> INSTRUÇÃO A:
Segundo o texto sobre a elevação da Ribeira Grande a cidade, quantas ruas tinha a vila?

> EXCERTO DO TEXTO:
━━━
Como prometi ao concluir o artigo anterior, vou transcrever o Projecto-lei n.º 86 – B, tal como consta da acta do Diário das Sessões da Câmara dos Deputados.1 Ei-lo: ‘Sala da Câmara dos Deputados, 16 de Junho de 1852 – João José da Silva Loureiro, Deputado pela Ilha de São Miguel. Foi admitido e remetido às Sessões. / PROJECTO DE LEI N.º 86— B— Senhores: É um acto verdadeiramente justo elevar as povoações à categoria que lhes compele pelo estado do seu desenvolvimento intelectual e material, e pela sua extensão e riqueza, porque o título de cidade deve ser considerado como o prémio devido às terras que mais se têm avantajado, pela glória do trabalho e da civilização, muito embora os seus habitantes não gozem por isso de mais foros. / É com este poderoso e fecundo estímulo que pequenos Lugares se têm elevado a Vilas, e a Cidades florescentes; e por consequência os interesses do País exigem que ele se empregue todas as vezes que a justiça o recomendar. / Eu não conheço, Senhores, Vila alguma que tenha melhores títulos, do que a Vila da Ribeira Grande da Ilha de S. Miguel, para dever ser elevada a Cidade, e por isso com o oferecimento desta proposta não faço senão cumprir um acto de justiça. / Esta Vila tem um quarto de légua de comprimento sobre outro de largura; e se compreendermos a Ribeira Seca, e a Ribeirinha, que se acham contíguas; e se devem considerar como subúrbios dela, abrange mais de uma légua de extensão. / A sua população, sem compreender a dos referidos subúrbios, é de quase oito mil almas, e tem cinquenta e seis ruas. O seu Concelho tem sete grandes Freguesias, quinze lugares, e dezanove mil quatrocentos e vinte e quatro habitantes; e a Comarca de que ela é sede abrange três Julgados. / Alem disto tem esta Vila grandes edifícios e belas ruas, e possui duas sociedades de instrucção e de recreio, que são documentos da sua civilização. / Por todas estas razões tenho a honra de apresentar o seguinte Projecto de Lei. / Artigo 1.º É concedido pela presente Lei o título de Cidade à Vila da Ribeira Grande da Ilha de S. Miguel. / Artigo 2.º Fica revogada a Legislação em contrário. / Sala da Câmara dos Deputados, 16 de Junho de l852. — J J. da S. Loureiro, Deputado pela lha de S. Miguel. Foi admitido e remetido às Sessões.’2
Enquanto transcrevia o texto, vi que se podia dividir em duas partes: um preâmbulo, que justifica a proposta, e dois artigos, que pretendem ser o seu culminar lógico. Dispensando estes de outra explicação, irei concentrar-me na análise do preâmbulo. Antes, porém, para conferir ordem à narrativa, arrumei os temas que identifiquei em torno de eixos: A) Urbanismo – Da Vila; B) Demografia – Da Vila; C) Divisão Administrativa – No Contexto da Ilha. Um quarto eixo: D) Progresso Intelectual, e um quinto E) Progresso Material, mercê da sua complexidade e importância, serão tratados no próximo artigo (III). Quero comparar esses indicadores com os de igual natureza das cidades de Angra, de Ponta Delgada, da Horta e de Vila Franca. Para quê? Para tentar conhecer a posição relativa da Ribeira Grande, enquanto candidata a cidade, no contexto das cidades ao tempo existentes nos Açores e de Vila Franca, sua rival mais próxima. Não conhecendo, para esse período, qualquer legislação regulatória de elevação de Vilas a Cidade, resta-me essa abordagem. Que valor terá essa comparação? Não irá além de uma informação (inicial) indicativa. Ainda assim, útil. Creio.
━━━
> INSTRUÇÃO B:
Disponha como lista JSON de strings, uma por linha e sem linhas em branco, o trecho das linhas de dados abaixo que vai da linha que contém "card-label: PACING (45" até à que contém "scaffolding-title: Scaffolding &", ambas incluídas.

Registos de caixas de elementos
━━━
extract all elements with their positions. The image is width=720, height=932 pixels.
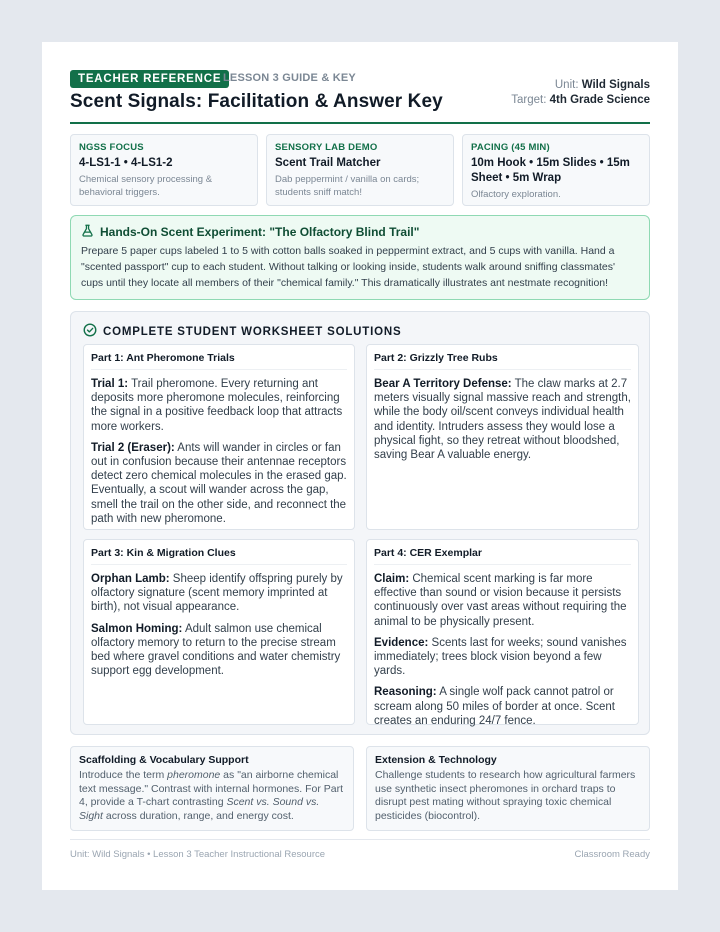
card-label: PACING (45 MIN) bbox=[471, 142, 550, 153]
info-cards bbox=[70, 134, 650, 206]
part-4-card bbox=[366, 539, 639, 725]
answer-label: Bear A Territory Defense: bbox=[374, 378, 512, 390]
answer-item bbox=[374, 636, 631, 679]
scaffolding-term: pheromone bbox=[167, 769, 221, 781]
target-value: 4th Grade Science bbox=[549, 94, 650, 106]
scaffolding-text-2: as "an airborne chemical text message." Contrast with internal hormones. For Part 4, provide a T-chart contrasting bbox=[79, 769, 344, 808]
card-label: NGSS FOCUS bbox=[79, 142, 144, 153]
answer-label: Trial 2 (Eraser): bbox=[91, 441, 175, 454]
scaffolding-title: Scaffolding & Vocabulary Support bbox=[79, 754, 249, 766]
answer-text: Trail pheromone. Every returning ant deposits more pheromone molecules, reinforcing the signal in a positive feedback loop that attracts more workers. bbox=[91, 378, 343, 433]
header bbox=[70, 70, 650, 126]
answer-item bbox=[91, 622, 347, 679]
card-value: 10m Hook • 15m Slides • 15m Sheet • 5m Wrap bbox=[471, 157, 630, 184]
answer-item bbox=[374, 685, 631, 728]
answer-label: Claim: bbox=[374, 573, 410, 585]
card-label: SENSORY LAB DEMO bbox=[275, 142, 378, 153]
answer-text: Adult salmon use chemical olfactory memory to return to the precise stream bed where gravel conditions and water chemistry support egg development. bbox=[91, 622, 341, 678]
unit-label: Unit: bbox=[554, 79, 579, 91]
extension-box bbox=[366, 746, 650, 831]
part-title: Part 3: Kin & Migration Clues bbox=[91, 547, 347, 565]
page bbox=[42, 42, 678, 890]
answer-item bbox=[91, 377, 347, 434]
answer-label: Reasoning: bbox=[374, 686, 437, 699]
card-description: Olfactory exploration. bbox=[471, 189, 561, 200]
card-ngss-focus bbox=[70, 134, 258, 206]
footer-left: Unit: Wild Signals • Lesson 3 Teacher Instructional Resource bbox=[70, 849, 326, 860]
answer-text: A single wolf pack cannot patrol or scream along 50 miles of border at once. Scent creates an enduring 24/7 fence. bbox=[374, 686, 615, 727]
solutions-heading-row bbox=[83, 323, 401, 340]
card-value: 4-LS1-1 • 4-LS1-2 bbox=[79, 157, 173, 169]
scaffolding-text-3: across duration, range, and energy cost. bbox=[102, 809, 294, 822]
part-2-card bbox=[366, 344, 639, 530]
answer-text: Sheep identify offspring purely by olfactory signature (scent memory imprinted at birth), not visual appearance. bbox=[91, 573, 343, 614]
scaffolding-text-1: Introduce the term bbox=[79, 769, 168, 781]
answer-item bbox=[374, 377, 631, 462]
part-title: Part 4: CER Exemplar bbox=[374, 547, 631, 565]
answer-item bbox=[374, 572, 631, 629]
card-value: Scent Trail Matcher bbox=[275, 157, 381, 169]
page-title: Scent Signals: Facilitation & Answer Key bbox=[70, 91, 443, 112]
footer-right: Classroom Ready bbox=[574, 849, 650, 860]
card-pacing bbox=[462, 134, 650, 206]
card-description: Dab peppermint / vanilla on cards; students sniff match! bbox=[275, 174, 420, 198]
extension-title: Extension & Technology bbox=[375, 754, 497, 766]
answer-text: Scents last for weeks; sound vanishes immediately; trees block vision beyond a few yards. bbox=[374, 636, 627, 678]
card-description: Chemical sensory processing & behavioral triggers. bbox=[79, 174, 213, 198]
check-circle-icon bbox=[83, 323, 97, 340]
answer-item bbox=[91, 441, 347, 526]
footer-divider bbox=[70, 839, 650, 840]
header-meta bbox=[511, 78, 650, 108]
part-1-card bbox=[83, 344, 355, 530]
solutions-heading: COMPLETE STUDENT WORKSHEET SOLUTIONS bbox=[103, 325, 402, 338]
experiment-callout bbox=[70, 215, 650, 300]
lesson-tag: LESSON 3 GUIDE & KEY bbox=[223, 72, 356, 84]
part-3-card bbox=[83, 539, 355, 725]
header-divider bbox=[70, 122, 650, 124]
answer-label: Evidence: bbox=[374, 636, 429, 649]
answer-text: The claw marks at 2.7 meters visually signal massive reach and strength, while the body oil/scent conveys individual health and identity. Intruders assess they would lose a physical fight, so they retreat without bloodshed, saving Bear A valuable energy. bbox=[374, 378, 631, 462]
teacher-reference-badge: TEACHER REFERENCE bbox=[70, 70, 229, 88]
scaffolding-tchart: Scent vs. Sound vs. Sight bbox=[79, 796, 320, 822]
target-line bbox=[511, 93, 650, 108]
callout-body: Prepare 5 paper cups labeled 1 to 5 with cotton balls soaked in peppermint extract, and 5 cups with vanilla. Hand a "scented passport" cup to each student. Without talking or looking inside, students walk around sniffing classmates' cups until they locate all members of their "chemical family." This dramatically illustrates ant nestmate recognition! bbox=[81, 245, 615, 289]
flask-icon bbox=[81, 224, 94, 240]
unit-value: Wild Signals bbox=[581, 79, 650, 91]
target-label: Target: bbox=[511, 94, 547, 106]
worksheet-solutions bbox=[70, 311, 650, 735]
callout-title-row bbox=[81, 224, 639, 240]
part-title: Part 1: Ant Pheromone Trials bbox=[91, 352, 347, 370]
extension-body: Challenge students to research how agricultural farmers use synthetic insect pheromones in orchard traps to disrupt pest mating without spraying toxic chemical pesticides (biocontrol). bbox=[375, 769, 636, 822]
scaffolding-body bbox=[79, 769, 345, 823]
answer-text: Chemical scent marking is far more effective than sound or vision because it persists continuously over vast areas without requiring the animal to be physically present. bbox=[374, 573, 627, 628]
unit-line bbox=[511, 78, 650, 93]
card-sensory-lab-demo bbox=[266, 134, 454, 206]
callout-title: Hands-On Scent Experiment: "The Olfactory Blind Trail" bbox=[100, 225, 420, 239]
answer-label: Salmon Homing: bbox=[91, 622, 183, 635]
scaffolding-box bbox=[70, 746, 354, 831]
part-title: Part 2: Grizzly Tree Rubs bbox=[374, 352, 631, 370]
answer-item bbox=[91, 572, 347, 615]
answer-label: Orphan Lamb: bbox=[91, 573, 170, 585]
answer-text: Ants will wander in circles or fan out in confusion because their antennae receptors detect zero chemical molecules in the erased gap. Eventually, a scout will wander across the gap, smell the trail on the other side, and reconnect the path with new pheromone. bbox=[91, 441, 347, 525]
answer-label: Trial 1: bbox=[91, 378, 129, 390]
━━━
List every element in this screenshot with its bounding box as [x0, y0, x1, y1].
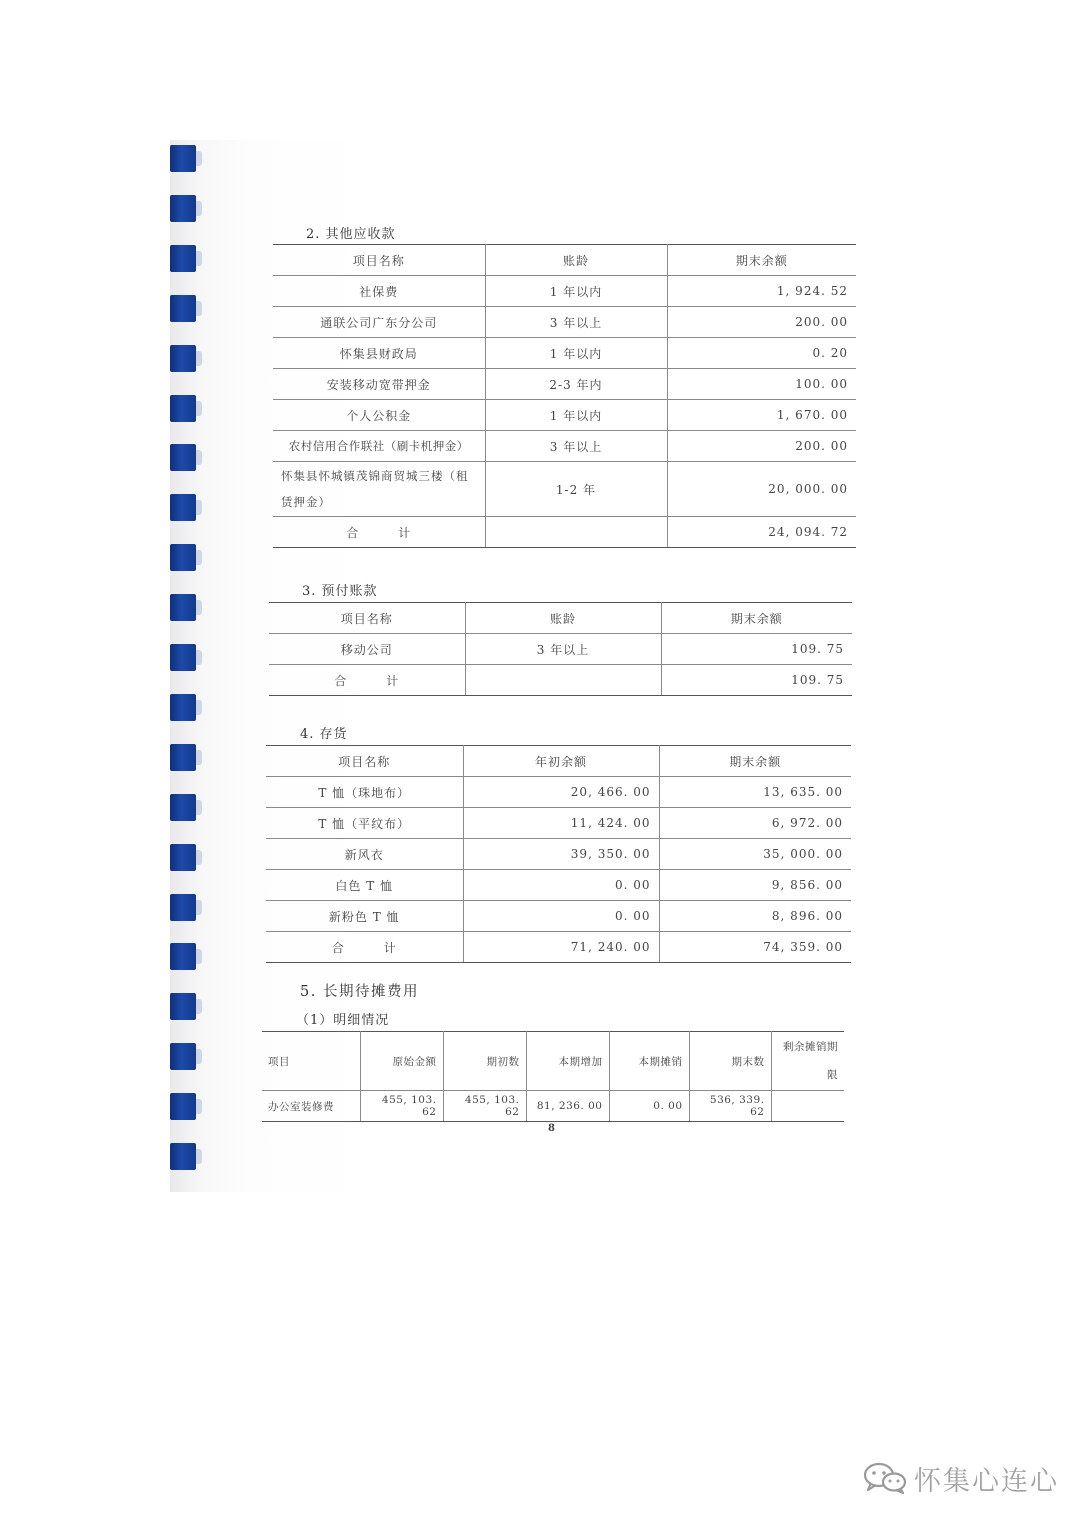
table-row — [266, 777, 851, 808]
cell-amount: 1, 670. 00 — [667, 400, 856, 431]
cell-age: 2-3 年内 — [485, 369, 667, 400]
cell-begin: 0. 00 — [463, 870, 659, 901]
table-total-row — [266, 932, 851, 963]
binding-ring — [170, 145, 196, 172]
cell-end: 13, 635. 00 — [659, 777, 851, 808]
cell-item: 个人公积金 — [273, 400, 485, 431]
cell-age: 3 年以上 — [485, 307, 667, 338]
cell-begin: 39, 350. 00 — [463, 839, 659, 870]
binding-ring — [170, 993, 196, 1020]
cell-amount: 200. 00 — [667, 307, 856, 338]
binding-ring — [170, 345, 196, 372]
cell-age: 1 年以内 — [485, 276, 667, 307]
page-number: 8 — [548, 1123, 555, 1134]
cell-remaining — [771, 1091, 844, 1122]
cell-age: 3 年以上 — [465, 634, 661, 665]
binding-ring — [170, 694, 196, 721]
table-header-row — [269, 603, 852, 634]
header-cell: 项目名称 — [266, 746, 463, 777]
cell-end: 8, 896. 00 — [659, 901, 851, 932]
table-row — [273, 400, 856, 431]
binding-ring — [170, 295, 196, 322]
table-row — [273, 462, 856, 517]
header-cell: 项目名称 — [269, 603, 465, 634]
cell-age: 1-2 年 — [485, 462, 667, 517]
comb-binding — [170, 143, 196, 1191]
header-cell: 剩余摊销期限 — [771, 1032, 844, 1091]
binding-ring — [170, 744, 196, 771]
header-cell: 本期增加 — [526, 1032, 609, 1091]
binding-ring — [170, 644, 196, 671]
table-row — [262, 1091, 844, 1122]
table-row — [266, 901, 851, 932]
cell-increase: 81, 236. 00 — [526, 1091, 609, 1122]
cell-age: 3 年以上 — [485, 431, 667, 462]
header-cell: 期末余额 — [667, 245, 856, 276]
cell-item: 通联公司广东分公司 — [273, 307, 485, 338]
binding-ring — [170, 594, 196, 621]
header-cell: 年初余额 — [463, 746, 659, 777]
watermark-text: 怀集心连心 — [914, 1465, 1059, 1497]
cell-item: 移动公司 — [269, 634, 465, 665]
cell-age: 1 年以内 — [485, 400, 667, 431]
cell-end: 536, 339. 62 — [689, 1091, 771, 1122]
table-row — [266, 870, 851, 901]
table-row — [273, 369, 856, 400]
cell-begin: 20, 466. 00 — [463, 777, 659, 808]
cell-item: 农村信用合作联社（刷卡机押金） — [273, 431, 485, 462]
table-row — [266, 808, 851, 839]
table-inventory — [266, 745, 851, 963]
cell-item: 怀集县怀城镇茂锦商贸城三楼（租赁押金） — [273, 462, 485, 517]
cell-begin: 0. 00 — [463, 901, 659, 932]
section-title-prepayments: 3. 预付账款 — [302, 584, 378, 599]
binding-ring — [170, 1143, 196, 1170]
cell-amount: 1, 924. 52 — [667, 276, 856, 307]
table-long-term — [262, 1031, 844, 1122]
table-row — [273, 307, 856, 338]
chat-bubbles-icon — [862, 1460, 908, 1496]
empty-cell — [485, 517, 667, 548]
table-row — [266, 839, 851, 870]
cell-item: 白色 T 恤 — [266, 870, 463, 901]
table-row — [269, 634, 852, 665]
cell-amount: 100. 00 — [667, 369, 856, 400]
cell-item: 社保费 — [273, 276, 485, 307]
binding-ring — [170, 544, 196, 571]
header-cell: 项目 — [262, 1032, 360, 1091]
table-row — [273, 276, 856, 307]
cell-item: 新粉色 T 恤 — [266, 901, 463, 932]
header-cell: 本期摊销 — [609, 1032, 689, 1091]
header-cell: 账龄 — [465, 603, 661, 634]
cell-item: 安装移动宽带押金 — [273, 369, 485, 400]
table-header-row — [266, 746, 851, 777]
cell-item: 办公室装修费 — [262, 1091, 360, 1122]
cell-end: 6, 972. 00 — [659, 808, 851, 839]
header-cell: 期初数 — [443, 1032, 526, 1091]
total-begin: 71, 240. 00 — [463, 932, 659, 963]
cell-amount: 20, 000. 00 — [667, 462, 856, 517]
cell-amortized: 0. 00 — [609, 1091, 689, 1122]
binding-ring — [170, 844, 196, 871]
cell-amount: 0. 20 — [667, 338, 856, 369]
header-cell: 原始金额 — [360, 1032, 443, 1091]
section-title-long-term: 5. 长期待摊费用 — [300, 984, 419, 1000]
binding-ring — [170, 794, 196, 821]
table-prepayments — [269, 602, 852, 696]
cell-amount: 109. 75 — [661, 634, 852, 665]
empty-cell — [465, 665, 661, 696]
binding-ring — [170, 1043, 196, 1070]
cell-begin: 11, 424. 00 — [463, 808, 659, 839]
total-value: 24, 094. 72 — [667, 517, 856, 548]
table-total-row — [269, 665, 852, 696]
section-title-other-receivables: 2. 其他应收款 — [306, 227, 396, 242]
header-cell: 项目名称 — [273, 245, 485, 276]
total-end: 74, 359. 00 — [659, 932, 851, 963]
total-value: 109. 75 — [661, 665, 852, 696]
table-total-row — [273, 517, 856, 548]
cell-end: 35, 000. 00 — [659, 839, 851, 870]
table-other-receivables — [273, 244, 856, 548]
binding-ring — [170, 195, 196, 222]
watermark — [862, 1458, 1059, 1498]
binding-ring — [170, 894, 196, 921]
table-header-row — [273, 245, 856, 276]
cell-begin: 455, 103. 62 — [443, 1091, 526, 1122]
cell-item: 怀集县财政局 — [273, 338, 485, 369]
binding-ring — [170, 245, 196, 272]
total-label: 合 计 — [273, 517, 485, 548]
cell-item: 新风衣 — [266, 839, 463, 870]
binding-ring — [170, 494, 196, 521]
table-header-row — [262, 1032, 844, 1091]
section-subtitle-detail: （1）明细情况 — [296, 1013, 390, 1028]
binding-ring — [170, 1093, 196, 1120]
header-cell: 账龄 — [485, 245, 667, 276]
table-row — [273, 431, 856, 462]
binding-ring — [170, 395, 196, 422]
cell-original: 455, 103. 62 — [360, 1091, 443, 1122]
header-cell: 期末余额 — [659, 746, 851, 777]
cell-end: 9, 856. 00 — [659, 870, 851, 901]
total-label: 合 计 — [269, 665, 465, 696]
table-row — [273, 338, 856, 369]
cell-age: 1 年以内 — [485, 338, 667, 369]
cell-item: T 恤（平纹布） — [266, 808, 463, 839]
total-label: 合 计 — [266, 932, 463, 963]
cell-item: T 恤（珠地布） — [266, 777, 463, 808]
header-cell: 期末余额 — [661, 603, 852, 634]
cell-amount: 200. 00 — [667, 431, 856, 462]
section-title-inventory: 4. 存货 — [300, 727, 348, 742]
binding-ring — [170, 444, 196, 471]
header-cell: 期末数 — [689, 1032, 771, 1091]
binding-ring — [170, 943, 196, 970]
━━━
> RESPOSTA A:
A vila tinha cinquenta e seis ruas.

> RESPOSTA B:
[
  "card-label: PACING (45 MIN) bbox=[471, 142, 550, 153]",
  "info-cards bbox=[70, 134, 650, 206]",
  "part-4-card bbox=[366, 539, 639, 725]",
  "answer-label: Bear A Territory Defense: bbox=[374, 378, 512, 390]",
  "answer-item bbox=[374, 636, 631, 679]",
  "scaffolding-term: pheromone bbox=[167, 769, 221, 781]",
  "target-value: 4th Grade Science bbox=[549, 94, 650, 106]",
  "scaffolding-text-2: as \"an airborne chemical text message.\" Contrast with internal hormones. For Part 4, provide a T-chart contrasting bbox=[79, 769, 344, 808]",
  "card-label: NGSS FOCUS bbox=[79, 142, 144, 153]",
  "answer-label: Trial 2 (Eraser): bbox=[91, 441, 175, 454]",
  "scaffolding-title: Scaffolding & Vocabulary Support bbox=[79, 754, 249, 766]"
]